» **Exercise task**: Within the listing below, locate all lines containing the word "neurones". Copy each one.

Stored entries:
=-=-=-=-=

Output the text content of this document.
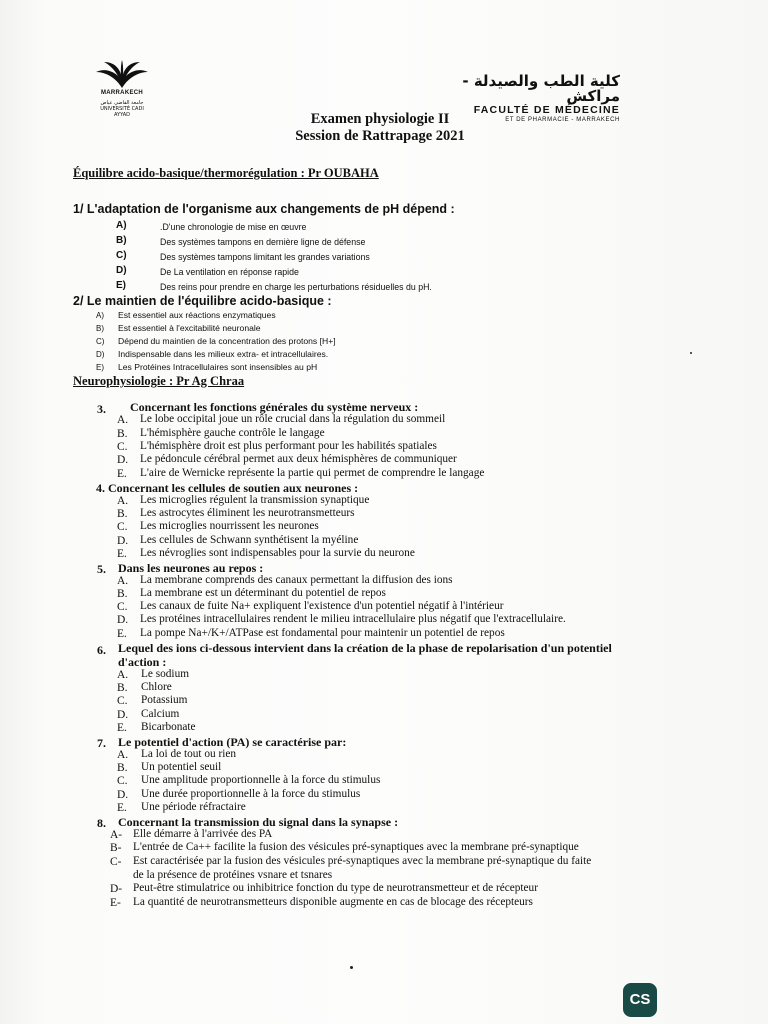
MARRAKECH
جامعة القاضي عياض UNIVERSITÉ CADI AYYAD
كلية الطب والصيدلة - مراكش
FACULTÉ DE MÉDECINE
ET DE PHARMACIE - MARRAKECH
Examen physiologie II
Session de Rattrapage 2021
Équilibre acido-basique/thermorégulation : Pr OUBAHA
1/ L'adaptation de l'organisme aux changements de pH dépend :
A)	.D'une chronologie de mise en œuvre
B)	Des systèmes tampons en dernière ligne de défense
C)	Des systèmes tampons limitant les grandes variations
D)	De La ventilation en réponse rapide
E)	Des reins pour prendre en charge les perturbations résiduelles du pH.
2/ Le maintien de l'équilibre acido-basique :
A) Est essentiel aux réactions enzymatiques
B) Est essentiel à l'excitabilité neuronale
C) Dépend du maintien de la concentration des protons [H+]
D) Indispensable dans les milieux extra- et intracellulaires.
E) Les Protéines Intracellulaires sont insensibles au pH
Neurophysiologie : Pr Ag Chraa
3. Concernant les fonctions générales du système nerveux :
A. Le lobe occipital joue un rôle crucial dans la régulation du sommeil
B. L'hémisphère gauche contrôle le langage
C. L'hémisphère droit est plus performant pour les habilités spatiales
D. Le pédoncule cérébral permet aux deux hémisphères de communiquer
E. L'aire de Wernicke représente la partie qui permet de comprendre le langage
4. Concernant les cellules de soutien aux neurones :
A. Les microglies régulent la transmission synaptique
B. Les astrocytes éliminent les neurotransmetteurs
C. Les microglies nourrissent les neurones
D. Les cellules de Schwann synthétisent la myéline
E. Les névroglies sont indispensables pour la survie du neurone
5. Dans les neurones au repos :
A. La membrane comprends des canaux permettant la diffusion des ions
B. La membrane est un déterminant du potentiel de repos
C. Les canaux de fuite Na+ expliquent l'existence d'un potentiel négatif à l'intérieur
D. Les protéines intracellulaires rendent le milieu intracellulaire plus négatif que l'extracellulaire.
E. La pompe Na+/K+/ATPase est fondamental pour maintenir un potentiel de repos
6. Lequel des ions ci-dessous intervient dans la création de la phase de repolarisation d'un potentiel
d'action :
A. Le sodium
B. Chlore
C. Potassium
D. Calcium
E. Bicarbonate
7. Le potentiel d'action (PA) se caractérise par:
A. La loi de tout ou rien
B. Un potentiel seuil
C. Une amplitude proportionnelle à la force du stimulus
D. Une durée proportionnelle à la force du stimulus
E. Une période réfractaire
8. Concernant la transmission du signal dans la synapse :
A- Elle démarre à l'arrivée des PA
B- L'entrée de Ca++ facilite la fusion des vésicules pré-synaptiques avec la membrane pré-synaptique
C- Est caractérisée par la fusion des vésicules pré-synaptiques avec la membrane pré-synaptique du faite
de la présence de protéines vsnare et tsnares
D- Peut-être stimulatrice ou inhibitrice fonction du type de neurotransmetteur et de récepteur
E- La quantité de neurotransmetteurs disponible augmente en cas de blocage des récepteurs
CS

=-=-=-=-=

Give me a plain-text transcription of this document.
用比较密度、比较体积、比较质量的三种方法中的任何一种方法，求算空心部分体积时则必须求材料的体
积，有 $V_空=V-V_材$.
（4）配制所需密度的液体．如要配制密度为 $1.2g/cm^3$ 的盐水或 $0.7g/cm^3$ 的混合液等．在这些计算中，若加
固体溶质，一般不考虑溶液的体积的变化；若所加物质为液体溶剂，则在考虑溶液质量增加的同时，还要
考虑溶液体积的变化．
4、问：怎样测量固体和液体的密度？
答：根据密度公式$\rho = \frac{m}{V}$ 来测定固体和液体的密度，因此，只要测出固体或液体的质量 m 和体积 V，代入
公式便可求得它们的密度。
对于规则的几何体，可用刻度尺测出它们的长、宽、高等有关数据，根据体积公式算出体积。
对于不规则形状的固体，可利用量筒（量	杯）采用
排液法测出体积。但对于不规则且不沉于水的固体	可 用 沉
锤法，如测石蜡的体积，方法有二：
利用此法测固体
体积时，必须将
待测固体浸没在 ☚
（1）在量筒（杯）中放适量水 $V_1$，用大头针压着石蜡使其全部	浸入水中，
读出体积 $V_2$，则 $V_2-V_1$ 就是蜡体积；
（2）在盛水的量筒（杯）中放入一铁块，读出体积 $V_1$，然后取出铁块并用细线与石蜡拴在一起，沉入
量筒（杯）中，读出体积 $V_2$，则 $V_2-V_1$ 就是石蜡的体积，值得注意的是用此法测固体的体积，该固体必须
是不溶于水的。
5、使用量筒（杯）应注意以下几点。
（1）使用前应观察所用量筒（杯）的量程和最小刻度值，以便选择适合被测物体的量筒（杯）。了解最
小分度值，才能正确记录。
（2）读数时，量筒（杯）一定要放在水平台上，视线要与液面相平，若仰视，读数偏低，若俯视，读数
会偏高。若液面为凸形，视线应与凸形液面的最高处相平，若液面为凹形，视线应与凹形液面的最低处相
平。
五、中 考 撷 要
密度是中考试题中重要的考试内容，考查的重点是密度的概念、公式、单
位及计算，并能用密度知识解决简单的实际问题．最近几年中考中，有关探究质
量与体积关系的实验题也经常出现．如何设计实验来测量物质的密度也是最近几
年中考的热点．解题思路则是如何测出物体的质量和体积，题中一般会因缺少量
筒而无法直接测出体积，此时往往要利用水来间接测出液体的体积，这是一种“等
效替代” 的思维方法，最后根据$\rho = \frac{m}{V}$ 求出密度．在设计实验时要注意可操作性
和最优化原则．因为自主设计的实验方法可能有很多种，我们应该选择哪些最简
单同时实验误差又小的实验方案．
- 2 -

=-=-=-=-=

» **Task answer**:
4. Concernant les cellules de soutien aux neurones :
C. Les microglies nourrissent les neurones
5. Dans les neurones au repos :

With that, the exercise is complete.